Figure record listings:
——

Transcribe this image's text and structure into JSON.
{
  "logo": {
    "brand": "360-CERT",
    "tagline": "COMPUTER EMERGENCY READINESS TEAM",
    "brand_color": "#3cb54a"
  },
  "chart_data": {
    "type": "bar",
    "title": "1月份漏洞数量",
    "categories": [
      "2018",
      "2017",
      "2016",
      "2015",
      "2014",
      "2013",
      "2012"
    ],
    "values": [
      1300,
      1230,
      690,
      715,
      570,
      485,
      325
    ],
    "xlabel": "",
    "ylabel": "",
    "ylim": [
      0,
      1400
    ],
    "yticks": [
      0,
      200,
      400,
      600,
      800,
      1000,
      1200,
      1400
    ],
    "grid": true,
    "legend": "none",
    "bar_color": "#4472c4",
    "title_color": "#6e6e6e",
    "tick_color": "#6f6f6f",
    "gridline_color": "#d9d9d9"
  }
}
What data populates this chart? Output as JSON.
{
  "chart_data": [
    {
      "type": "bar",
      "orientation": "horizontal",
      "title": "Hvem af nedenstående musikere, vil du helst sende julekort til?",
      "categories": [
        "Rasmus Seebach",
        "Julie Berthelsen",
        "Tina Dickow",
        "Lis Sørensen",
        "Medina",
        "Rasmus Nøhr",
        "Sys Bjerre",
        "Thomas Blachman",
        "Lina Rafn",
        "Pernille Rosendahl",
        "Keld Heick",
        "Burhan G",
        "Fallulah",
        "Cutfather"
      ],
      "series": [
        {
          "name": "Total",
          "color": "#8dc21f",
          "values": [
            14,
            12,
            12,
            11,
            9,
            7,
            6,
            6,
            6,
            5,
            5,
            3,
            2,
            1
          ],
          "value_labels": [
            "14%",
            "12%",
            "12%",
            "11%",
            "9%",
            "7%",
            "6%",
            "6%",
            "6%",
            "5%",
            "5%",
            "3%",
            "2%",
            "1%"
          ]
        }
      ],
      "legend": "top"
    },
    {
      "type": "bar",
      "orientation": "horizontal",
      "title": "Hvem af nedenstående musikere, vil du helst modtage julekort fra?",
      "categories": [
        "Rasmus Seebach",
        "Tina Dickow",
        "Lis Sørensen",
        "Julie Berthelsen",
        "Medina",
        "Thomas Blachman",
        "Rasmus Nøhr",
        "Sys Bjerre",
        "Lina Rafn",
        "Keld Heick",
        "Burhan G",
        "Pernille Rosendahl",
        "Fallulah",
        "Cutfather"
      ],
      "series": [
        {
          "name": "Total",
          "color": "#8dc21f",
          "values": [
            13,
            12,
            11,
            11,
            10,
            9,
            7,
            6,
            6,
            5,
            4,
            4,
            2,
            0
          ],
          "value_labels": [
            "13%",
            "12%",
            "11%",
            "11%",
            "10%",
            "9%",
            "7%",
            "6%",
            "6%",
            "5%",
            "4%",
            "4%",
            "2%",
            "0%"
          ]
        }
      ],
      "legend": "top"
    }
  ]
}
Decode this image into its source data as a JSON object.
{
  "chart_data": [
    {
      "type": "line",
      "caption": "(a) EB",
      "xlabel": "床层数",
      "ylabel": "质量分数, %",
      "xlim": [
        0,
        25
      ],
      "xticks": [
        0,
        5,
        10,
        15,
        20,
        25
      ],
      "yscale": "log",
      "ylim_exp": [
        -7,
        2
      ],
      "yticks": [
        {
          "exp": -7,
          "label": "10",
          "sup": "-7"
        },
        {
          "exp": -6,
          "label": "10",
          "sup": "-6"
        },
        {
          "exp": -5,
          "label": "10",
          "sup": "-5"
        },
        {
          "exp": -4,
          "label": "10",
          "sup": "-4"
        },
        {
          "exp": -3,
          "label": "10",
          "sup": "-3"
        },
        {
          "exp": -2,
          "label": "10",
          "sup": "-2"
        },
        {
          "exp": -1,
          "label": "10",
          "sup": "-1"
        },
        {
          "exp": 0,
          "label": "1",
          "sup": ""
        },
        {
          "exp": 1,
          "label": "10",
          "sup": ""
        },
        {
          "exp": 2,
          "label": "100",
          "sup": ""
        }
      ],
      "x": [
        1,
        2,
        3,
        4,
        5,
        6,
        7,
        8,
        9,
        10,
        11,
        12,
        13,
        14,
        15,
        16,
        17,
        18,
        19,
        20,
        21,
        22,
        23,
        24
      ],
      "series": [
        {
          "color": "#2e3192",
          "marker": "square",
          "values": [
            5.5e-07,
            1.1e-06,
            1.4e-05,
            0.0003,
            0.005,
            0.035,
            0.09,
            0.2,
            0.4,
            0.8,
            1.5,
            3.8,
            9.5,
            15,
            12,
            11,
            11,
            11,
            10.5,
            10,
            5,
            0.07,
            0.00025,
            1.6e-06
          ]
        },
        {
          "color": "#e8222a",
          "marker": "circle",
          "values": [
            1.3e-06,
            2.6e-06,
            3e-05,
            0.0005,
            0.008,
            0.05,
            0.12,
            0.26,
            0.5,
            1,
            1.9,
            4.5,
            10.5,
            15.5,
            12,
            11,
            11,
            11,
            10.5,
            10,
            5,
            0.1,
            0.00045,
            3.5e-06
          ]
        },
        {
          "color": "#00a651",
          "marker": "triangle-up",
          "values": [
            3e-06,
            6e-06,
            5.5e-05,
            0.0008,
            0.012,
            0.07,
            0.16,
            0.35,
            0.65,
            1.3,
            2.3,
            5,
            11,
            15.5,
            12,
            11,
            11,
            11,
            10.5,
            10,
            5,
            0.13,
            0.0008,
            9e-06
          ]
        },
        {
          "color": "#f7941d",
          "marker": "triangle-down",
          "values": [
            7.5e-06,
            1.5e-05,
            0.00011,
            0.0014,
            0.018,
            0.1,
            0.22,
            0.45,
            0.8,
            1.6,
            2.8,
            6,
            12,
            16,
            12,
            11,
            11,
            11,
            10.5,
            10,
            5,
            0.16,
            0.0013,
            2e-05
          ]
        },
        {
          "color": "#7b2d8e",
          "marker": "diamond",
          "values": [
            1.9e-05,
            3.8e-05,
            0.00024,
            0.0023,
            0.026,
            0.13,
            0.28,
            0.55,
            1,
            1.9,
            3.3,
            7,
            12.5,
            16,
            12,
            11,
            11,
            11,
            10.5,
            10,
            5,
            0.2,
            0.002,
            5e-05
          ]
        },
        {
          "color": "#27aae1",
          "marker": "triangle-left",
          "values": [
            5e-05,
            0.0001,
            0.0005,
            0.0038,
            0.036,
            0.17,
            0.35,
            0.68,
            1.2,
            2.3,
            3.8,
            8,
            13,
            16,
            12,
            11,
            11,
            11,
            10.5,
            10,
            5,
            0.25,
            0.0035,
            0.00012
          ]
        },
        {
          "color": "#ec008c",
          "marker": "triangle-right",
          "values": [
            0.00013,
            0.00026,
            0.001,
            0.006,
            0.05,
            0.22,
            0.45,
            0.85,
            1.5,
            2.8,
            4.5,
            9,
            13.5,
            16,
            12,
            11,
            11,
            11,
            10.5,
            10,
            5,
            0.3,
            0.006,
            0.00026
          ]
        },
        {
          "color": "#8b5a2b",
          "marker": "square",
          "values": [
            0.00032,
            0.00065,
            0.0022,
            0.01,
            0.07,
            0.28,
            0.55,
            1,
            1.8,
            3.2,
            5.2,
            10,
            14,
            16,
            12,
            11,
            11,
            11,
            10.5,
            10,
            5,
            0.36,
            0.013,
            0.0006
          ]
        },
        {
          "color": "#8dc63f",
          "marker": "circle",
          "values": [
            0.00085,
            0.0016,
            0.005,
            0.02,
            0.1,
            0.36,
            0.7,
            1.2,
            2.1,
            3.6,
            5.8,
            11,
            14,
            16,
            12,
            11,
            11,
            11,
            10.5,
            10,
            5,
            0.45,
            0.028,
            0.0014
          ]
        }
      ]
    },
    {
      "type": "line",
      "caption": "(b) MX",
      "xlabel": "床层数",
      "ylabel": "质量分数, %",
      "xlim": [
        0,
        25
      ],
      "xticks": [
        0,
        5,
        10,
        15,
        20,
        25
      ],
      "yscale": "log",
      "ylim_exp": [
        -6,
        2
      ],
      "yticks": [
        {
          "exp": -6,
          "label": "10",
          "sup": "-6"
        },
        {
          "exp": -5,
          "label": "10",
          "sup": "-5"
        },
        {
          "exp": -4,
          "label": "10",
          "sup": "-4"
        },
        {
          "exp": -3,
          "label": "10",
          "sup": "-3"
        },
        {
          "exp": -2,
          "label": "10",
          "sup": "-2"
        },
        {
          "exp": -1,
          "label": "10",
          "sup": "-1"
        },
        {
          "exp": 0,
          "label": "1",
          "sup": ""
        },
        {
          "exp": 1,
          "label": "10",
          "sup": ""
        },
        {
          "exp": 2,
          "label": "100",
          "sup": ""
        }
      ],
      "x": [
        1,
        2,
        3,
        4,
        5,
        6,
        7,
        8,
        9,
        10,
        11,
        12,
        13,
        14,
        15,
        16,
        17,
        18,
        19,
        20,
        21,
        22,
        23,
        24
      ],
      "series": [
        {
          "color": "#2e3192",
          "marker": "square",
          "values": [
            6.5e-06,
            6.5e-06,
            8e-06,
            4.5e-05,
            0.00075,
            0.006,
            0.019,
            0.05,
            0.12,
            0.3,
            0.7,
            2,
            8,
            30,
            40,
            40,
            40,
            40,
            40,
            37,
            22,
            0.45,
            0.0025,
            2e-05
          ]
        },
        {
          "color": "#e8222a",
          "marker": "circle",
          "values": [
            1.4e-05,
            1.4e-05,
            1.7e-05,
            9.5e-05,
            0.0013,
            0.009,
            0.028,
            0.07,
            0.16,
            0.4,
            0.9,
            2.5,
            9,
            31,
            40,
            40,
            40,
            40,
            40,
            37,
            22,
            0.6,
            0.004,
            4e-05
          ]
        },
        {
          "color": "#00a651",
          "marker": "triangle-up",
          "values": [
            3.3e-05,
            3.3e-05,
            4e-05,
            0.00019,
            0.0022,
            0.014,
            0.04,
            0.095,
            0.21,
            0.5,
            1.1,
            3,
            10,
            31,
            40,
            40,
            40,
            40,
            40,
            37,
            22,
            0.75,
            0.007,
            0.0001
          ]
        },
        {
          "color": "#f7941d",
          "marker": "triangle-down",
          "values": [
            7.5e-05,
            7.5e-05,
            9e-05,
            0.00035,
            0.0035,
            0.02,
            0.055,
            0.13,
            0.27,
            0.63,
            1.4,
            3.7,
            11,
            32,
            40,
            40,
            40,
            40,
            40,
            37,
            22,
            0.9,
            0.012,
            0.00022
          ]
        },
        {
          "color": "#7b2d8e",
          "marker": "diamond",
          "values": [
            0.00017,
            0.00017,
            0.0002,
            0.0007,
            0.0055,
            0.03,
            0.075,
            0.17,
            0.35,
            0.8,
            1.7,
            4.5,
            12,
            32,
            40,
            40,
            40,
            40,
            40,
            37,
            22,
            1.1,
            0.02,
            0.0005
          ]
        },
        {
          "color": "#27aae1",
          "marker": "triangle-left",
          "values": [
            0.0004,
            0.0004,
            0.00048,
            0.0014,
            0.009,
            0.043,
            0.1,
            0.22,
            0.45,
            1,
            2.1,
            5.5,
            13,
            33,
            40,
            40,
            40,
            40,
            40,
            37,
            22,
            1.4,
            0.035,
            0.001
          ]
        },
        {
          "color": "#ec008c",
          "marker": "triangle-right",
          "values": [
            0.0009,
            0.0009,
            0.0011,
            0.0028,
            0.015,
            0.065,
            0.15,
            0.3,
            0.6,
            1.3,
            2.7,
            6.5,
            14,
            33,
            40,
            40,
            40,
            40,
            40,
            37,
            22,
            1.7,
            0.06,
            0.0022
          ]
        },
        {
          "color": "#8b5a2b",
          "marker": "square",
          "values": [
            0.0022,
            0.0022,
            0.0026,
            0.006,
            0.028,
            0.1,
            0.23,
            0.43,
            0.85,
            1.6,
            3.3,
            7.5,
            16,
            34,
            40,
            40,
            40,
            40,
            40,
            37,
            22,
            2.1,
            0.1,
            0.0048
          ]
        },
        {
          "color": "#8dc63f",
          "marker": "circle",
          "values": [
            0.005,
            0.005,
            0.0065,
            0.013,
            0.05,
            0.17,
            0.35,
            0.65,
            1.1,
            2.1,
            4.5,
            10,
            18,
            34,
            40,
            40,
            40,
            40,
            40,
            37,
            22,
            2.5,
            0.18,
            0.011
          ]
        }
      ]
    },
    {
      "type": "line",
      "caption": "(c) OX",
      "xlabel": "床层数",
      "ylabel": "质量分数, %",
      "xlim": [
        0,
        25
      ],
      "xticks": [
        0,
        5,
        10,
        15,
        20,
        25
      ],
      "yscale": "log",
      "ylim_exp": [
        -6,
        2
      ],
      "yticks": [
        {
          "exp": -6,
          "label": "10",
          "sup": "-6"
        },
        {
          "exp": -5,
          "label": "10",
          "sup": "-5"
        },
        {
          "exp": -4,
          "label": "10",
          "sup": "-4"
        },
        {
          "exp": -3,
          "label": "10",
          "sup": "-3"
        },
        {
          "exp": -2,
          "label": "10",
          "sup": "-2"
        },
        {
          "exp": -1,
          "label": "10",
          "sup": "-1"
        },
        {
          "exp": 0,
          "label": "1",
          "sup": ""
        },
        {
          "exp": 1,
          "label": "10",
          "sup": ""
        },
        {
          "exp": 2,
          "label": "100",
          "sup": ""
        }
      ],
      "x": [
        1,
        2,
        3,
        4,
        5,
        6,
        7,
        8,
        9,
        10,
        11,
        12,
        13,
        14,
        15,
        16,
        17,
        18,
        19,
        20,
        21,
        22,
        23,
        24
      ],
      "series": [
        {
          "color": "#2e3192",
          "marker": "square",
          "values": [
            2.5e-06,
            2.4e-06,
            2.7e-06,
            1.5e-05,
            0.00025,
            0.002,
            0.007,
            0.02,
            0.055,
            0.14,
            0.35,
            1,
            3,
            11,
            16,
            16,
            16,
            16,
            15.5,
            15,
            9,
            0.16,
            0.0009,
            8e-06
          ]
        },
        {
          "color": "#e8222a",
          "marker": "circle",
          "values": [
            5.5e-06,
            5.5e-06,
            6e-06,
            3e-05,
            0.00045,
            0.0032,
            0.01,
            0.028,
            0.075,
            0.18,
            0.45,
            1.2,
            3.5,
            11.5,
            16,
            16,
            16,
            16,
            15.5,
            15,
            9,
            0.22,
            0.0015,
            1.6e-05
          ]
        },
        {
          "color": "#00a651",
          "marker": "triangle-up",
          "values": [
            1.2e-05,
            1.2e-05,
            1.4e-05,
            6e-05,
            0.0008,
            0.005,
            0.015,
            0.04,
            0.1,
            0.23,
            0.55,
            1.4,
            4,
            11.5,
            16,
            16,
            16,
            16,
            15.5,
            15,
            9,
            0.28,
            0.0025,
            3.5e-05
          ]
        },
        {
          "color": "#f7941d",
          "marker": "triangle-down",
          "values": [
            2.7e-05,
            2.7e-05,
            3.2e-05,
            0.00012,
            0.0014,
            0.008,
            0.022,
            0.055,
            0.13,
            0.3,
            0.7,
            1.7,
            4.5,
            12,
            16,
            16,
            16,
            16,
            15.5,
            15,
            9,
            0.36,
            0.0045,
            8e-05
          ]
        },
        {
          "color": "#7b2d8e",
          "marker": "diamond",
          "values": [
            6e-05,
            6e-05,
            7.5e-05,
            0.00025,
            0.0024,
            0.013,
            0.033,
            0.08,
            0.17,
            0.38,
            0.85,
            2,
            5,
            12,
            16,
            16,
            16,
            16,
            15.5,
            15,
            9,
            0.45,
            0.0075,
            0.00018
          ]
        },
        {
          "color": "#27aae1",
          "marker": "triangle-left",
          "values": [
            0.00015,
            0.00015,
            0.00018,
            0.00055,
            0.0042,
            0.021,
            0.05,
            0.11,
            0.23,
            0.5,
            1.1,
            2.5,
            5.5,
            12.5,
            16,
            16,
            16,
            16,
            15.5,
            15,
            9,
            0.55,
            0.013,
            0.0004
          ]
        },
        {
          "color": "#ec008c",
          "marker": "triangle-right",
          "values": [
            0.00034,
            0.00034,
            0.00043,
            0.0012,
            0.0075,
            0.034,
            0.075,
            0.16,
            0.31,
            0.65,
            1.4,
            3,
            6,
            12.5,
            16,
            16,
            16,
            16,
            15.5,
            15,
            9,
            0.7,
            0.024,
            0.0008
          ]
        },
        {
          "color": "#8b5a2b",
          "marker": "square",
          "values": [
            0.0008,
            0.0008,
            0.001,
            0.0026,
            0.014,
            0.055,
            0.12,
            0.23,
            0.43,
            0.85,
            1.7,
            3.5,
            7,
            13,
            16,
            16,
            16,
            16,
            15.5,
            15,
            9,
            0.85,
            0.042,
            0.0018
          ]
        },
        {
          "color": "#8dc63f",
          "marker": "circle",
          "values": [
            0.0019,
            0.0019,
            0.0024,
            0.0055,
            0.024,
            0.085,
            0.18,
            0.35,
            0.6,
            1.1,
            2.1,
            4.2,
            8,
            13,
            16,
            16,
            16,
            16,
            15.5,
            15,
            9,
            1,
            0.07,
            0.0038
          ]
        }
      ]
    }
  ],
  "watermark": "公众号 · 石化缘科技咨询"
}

——

How many of the lines above hold "julekort"? Answer with only the number.

— Correct answer —
2